● **What you should do**:
Quote each record exactly, please, leaving none out.

● **Rows**:
* * *

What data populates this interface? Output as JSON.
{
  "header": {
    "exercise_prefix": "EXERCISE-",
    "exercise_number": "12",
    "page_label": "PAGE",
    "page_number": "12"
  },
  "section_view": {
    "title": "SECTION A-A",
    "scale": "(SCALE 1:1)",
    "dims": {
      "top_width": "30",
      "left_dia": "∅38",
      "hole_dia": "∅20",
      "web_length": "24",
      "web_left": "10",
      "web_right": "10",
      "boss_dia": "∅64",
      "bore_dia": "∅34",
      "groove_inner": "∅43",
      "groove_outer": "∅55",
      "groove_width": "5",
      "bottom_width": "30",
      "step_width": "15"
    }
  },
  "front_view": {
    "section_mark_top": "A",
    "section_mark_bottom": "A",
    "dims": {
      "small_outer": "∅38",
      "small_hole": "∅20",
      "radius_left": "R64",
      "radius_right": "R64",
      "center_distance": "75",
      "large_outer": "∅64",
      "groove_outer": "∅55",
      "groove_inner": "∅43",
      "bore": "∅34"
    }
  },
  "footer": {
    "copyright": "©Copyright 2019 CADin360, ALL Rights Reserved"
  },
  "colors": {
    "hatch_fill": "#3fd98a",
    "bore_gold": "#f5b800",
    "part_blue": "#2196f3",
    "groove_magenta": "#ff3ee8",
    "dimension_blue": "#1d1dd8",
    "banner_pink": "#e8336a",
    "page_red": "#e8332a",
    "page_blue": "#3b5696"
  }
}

* * *

● **Completed exercise**:
What data populates this interface? Output as JSON.
{
  "header": {
    "exercise_prefix": "EXERCISE-",
    "exercise_number": "12",
    "page_label": "PAGE",
    "page_number": "12"
  },
  "section_view": {
    "title": "SECTION A-A",
    "scale": "(SCALE 1:1)",
    "dims": {
      "top_width": "30",
      "left_dia": "∅38",
      "hole_dia": "∅20",
      "web_length": "24",
      "web_left": "10",
      "web_right": "10",
      "boss_dia": "∅64",
      "bore_dia": "∅34",
      "groove_inner": "∅43",
      "groove_outer": "∅55",
      "groove_width": "5",
      "bottom_width": "30",
      "step_width": "15"
    }
  },
  "front_view": {
    "section_mark_top": "A",
    "section_mark_bottom": "A",
    "dims": {
      "small_outer": "∅38",
      "small_hole": "∅20",
      "radius_left": "R64",
      "radius_right": "R64",
      "center_distance": "75",
      "large_outer": "∅64",
      "groove_outer": "∅55",
      "groove_inner": "∅43",
      "bore": "∅34"
    }
  },
  "footer": {
    "copyright": "©Copyright 2019 CADin360, ALL Rights Reserved"
  },
  "colors": {
    "hatch_fill": "#3fd98a",
    "bore_gold": "#f5b800",
    "part_blue": "#2196f3",
    "groove_magenta": "#ff3ee8",
    "dimension_blue": "#1d1dd8",
    "banner_pink": "#e8336a",
    "page_red": "#e8332a",
    "page_blue": "#3b5696"
  }
}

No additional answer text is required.